-------- MATERIAL

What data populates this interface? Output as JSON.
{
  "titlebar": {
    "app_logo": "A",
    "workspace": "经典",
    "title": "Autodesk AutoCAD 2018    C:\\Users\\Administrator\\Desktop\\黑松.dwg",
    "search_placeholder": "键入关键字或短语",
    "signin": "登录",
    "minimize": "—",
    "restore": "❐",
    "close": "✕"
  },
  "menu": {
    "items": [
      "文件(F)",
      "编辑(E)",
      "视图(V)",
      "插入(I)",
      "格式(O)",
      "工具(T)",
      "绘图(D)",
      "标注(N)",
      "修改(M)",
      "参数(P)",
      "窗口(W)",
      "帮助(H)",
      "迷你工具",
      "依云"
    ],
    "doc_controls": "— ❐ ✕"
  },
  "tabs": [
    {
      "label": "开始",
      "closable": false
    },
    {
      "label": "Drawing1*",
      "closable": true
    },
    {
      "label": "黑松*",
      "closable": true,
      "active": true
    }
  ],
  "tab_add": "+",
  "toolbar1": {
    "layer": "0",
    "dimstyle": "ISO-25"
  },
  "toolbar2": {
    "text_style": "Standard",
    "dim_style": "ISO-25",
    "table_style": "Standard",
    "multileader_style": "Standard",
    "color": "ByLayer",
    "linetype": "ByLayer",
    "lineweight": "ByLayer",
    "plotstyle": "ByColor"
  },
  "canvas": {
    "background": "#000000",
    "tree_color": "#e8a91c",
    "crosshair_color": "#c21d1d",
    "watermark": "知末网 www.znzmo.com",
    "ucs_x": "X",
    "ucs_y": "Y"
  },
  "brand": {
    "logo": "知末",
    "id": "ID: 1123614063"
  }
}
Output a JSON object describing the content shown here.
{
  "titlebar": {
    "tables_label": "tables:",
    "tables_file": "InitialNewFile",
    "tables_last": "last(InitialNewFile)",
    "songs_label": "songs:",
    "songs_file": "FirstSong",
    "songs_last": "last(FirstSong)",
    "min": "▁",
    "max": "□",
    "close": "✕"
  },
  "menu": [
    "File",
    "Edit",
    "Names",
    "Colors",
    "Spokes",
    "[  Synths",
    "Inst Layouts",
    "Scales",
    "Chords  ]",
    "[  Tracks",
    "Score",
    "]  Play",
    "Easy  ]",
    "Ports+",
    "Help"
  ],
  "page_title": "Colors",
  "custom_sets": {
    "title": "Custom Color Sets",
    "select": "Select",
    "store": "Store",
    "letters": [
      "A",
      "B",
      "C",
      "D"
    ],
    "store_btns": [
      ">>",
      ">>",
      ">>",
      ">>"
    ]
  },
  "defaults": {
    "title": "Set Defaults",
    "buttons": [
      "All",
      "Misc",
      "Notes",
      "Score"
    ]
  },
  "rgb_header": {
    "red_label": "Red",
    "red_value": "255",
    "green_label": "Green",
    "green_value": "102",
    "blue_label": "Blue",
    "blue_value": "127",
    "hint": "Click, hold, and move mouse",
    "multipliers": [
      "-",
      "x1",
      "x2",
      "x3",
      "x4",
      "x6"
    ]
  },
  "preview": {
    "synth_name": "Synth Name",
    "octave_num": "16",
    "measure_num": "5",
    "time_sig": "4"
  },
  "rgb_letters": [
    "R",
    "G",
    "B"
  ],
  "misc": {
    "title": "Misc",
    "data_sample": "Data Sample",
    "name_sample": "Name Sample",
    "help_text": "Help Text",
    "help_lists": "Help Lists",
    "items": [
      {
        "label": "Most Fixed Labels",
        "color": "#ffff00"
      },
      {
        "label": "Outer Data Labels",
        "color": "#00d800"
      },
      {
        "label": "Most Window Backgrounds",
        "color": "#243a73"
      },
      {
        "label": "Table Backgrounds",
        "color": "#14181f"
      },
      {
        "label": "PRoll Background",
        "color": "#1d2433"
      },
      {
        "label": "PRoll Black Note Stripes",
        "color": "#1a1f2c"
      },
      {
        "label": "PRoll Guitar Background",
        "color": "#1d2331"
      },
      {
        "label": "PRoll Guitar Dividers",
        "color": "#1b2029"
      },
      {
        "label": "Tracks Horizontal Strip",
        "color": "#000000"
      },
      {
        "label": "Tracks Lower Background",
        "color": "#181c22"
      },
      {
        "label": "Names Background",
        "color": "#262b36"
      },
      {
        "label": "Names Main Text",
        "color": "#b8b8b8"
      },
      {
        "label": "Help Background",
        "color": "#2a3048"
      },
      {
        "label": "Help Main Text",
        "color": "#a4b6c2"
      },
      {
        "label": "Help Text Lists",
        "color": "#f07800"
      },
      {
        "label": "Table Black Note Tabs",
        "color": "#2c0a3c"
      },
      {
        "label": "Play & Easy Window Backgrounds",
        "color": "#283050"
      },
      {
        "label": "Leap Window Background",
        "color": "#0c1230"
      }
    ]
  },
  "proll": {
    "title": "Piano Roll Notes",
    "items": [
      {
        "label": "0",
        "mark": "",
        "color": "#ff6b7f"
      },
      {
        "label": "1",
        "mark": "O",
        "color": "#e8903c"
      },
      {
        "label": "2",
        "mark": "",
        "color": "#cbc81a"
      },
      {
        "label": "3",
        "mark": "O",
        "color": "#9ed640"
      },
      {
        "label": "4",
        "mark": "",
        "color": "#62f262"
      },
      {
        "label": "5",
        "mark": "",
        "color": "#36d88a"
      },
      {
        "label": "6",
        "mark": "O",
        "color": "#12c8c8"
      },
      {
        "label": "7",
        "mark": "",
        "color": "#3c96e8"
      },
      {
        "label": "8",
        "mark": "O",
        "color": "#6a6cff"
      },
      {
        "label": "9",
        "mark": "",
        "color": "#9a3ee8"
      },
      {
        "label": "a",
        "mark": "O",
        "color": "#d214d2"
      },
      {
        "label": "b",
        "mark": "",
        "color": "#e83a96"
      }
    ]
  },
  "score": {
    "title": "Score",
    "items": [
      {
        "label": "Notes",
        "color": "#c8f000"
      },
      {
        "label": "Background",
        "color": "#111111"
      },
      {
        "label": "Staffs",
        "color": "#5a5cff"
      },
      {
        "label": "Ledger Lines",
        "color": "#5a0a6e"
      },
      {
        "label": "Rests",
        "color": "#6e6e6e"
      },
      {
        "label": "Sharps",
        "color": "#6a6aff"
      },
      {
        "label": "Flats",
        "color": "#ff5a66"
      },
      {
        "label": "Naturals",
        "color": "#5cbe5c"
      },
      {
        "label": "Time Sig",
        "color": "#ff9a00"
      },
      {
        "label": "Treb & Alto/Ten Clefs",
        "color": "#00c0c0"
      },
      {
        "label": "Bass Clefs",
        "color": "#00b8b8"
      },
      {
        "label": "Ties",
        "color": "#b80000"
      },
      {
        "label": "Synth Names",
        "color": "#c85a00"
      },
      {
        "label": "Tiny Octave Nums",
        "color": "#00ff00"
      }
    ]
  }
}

----------------

DIRECTIVE –
Restate each of the entries above verbatim.

ANSWER IN FULL –
What data populates this interface? Output as JSON.
{
  "titlebar": {
    "app_logo": "A",
    "workspace": "经典",
    "title": "Autodesk AutoCAD 2018    C:\\Users\\Administrator\\Desktop\\黑松.dwg",
    "search_placeholder": "键入关键字或短语",
    "signin": "登录",
    "minimize": "—",
    "restore": "❐",
    "close": "✕"
  },
  "menu": {
    "items": [
      "文件(F)",
      "编辑(E)",
      "视图(V)",
      "插入(I)",
      "格式(O)",
      "工具(T)",
      "绘图(D)",
      "标注(N)",
      "修改(M)",
      "参数(P)",
      "窗口(W)",
      "帮助(H)",
      "迷你工具",
      "依云"
    ],
    "doc_controls": "— ❐ ✕"
  },
  "tabs": [
    {
      "label": "开始",
      "closable": false
    },
    {
      "label": "Drawing1*",
      "closable": true
    },
    {
      "label": "黑松*",
      "closable": true,
      "active": true
    }
  ],
  "tab_add": "+",
  "toolbar1": {
    "layer": "0",
    "dimstyle": "ISO-25"
  },
  "toolbar2": {
    "text_style": "Standard",
    "dim_style": "ISO-25",
    "table_style": "Standard",
    "multileader_style": "Standard",
    "color": "ByLayer",
    "linetype": "ByLayer",
    "lineweight": "ByLayer",
    "plotstyle": "ByColor"
  },
  "canvas": {
    "background": "#000000",
    "tree_color": "#e8a91c",
    "crosshair_color": "#c21d1d",
    "watermark": "知末网 www.znzmo.com",
    "ucs_x": "X",
    "ucs_y": "Y"
  },
  "brand": {
    "logo": "知末",
    "id": "ID: 1123614063"
  }
}
Output a JSON object describing the content shown here.
{
  "titlebar": {
    "tables_label": "tables:",
    "tables_file": "InitialNewFile",
    "tables_last": "last(InitialNewFile)",
    "songs_label": "songs:",
    "songs_file": "FirstSong",
    "songs_last": "last(FirstSong)",
    "min": "▁",
    "max": "□",
    "close": "✕"
  },
  "menu": [
    "File",
    "Edit",
    "Names",
    "Colors",
    "Spokes",
    "[  Synths",
    "Inst Layouts",
    "Scales",
    "Chords  ]",
    "[  Tracks",
    "Score",
    "]  Play",
    "Easy  ]",
    "Ports+",
    "Help"
  ],
  "page_title": "Colors",
  "custom_sets": {
    "title": "Custom Color Sets",
    "select": "Select",
    "store": "Store",
    "letters": [
      "A",
      "B",
      "C",
      "D"
    ],
    "store_btns": [
      ">>",
      ">>",
      ">>",
      ">>"
    ]
  },
  "defaults": {
    "title": "Set Defaults",
    "buttons": [
      "All",
      "Misc",
      "Notes",
      "Score"
    ]
  },
  "rgb_header": {
    "red_label": "Red",
    "red_value": "255",
    "green_label": "Green",
    "green_value": "102",
    "blue_label": "Blue",
    "blue_value": "127",
    "hint": "Click, hold, and move mouse",
    "multipliers": [
      "-",
      "x1",
      "x2",
      "x3",
      "x4",
      "x6"
    ]
  },
  "preview": {
    "synth_name": "Synth Name",
    "octave_num": "16",
    "measure_num": "5",
    "time_sig": "4"
  },
  "rgb_letters": [
    "R",
    "G",
    "B"
  ],
  "misc": {
    "title": "Misc",
    "data_sample": "Data Sample",
    "name_sample": "Name Sample",
    "help_text": "Help Text",
    "help_lists": "Help Lists",
    "items": [
      {
        "label": "Most Fixed Labels",
        "color": "#ffff00"
      },
      {
        "label": "Outer Data Labels",
        "color": "#00d800"
      },
      {
        "label": "Most Window Backgrounds",
        "color": "#243a73"
      },
      {
        "label": "Table Backgrounds",
        "color": "#14181f"
      },
      {
        "label": "PRoll Background",
        "color": "#1d2433"
      },
      {
        "label": "PRoll Black Note Stripes",
        "color": "#1a1f2c"
      },
      {
        "label": "PRoll Guitar Background",
        "color": "#1d2331"
      },
      {
        "label": "PRoll Guitar Dividers",
        "color": "#1b2029"
      },
      {
        "label": "Tracks Horizontal Strip",
        "color": "#000000"
      },
      {
        "label": "Tracks Lower Background",
        "color": "#181c22"
      },
      {
        "label": "Names Background",
        "color": "#262b36"
      },
      {
        "label": "Names Main Text",
        "color": "#b8b8b8"
      },
      {
        "label": "Help Background",
        "color": "#2a3048"
      },
      {
        "label": "Help Main Text",
        "color": "#a4b6c2"
      },
      {
        "label": "Help Text Lists",
        "color": "#f07800"
      },
      {
        "label": "Table Black Note Tabs",
        "color": "#2c0a3c"
      },
      {
        "label": "Play & Easy Window Backgrounds",
        "color": "#283050"
      },
      {
        "label": "Leap Window Background",
        "color": "#0c1230"
      }
    ]
  },
  "proll": {
    "title": "Piano Roll Notes",
    "items": [
      {
        "label": "0",
        "mark": "",
        "color": "#ff6b7f"
      },
      {
        "label": "1",
        "mark": "O",
        "color": "#e8903c"
      },
      {
        "label": "2",
        "mark": "",
        "color": "#cbc81a"
      },
      {
        "label": "3",
        "mark": "O",
        "color": "#9ed640"
      },
      {
        "label": "4",
        "mark": "",
        "color": "#62f262"
      },
      {
        "label": "5",
        "mark": "",
        "color": "#36d88a"
      },
      {
        "label": "6",
        "mark": "O",
        "color": "#12c8c8"
      },
      {
        "label": "7",
        "mark": "",
        "color": "#3c96e8"
      },
      {
        "label": "8",
        "mark": "O",
        "color": "#6a6cff"
      },
      {
        "label": "9",
        "mark": "",
        "color": "#9a3ee8"
      },
      {
        "label": "a",
        "mark": "O",
        "color": "#d214d2"
      },
      {
        "label": "b",
        "mark": "",
        "color": "#e83a96"
      }
    ]
  },
  "score": {
    "title": "Score",
    "items": [
      {
        "label": "Notes",
        "color": "#c8f000"
      },
      {
        "label": "Background",
        "color": "#111111"
      },
      {
        "label": "Staffs",
        "color": "#5a5cff"
      },
      {
        "label": "Ledger Lines",
        "color": "#5a0a6e"
      },
      {
        "label": "Rests",
        "color": "#6e6e6e"
      },
      {
        "label": "Sharps",
        "color": "#6a6aff"
      },
      {
        "label": "Flats",
        "color": "#ff5a66"
      },
      {
        "label": "Naturals",
        "color": "#5cbe5c"
      },
      {
        "label": "Time Sig",
        "color": "#ff9a00"
      },
      {
        "label": "Treb & Alto/Ten Clefs",
        "color": "#00c0c0"
      },
      {
        "label": "Bass Clefs",
        "color": "#00b8b8"
      },
      {
        "label": "Ties",
        "color": "#b80000"
      },
      {
        "label": "Synth Names",
        "color": "#c85a00"
      },
      {
        "label": "Tiny Octave Nums",
        "color": "#00ff00"
      }
    ]
  }
}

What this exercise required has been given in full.